**Exercise description:**
Look through the lines below and extract each one that contains "Chan".

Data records
>> start

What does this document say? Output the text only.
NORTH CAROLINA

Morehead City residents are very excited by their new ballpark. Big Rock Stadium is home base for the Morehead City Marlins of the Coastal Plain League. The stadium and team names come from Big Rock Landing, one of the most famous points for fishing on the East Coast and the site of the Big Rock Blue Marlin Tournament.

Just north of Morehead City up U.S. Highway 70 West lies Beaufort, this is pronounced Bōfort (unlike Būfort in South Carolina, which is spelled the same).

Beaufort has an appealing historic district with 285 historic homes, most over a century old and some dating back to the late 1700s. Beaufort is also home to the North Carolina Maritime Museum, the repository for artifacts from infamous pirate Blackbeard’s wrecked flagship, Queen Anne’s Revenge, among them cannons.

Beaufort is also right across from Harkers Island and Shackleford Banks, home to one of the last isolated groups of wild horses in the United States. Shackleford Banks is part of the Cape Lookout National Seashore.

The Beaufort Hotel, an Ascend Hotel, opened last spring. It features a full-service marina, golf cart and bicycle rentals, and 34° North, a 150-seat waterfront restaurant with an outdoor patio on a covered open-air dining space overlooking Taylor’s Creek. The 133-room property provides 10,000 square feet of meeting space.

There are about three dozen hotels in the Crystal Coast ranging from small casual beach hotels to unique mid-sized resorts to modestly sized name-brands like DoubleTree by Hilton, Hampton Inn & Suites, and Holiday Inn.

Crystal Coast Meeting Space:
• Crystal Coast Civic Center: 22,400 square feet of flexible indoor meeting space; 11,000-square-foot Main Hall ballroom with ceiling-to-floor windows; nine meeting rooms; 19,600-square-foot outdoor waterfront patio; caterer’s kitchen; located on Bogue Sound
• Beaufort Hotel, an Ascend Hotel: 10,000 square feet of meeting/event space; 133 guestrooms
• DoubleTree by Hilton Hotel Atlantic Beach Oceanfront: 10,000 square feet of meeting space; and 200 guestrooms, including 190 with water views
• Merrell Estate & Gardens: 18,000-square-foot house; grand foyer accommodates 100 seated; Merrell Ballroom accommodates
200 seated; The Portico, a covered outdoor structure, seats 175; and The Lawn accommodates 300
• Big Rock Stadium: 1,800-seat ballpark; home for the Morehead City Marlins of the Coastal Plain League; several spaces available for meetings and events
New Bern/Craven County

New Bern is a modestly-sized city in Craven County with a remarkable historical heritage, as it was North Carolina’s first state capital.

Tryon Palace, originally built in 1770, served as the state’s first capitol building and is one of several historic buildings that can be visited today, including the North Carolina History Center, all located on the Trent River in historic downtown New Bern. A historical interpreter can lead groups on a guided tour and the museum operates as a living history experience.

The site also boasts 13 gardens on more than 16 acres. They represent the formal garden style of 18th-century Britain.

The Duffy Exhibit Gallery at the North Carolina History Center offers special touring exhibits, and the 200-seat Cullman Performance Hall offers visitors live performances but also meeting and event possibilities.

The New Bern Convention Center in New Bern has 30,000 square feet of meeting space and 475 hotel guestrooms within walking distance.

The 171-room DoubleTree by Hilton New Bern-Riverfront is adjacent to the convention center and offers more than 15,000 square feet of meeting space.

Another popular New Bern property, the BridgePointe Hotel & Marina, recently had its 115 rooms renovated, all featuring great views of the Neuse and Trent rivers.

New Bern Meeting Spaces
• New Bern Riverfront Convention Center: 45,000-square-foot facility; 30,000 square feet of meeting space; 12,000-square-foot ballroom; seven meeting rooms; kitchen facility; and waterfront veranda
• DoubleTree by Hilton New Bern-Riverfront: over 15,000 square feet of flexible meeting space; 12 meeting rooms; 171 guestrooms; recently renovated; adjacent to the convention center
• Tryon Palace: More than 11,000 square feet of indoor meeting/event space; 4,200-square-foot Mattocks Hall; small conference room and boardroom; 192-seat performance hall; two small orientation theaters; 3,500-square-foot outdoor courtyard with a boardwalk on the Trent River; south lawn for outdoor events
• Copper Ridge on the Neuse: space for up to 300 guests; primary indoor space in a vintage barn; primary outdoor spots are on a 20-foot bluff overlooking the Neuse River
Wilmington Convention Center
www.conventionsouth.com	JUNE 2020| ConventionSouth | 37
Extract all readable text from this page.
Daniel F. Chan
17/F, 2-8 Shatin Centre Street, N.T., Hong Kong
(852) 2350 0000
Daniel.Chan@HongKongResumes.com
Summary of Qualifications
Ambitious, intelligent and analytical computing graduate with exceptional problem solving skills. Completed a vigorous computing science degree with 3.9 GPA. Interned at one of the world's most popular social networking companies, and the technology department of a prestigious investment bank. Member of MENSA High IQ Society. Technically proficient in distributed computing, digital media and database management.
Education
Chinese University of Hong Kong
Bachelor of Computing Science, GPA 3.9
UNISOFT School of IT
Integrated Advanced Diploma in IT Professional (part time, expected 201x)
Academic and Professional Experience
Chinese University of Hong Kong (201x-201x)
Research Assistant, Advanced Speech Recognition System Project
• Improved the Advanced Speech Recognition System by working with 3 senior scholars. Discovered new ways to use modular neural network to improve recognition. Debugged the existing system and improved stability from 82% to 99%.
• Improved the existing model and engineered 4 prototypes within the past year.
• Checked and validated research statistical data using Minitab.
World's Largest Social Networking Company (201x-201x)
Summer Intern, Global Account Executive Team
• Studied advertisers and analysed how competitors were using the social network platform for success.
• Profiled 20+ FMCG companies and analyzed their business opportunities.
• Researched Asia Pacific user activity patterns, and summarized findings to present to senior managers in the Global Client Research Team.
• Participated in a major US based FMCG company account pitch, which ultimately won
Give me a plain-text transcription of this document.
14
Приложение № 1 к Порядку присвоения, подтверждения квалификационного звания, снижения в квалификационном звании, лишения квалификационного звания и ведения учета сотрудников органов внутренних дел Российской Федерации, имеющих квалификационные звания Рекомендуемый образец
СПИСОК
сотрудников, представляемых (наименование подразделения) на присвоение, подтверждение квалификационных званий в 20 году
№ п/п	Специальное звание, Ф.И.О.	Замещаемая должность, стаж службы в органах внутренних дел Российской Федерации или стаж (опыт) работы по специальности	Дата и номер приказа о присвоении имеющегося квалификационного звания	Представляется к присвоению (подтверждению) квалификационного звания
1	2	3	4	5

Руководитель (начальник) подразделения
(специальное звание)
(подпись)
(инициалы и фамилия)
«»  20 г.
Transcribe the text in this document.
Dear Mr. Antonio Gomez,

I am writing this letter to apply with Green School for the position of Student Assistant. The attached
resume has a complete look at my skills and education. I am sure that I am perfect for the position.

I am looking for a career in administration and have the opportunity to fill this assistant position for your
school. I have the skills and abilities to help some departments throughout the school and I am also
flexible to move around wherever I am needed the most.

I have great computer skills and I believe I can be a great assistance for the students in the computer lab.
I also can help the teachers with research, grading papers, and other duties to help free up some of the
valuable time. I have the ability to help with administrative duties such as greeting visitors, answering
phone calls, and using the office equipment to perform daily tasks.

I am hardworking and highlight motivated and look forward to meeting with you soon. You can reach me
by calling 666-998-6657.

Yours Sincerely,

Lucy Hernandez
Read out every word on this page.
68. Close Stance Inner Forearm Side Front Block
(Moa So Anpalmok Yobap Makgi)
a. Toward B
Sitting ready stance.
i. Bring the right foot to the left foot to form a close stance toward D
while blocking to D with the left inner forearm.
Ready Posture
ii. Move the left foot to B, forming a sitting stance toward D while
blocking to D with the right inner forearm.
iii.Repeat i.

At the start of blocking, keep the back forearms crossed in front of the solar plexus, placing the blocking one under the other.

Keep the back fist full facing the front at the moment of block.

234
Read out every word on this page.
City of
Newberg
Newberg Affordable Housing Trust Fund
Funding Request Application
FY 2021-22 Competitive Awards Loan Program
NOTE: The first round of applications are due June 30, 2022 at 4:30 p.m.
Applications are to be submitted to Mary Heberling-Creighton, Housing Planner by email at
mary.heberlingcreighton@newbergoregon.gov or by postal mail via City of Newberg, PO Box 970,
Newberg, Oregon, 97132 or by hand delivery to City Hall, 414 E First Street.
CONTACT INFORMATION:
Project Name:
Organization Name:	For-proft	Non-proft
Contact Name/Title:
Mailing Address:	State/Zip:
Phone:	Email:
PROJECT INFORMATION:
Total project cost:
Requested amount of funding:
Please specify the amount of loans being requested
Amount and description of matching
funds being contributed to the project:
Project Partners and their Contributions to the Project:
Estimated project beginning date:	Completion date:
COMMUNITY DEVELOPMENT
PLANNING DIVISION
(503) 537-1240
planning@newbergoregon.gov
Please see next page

>> end

**Task response:**
Daniel F. Chan
Daniel.Chan@HongKongResumes.com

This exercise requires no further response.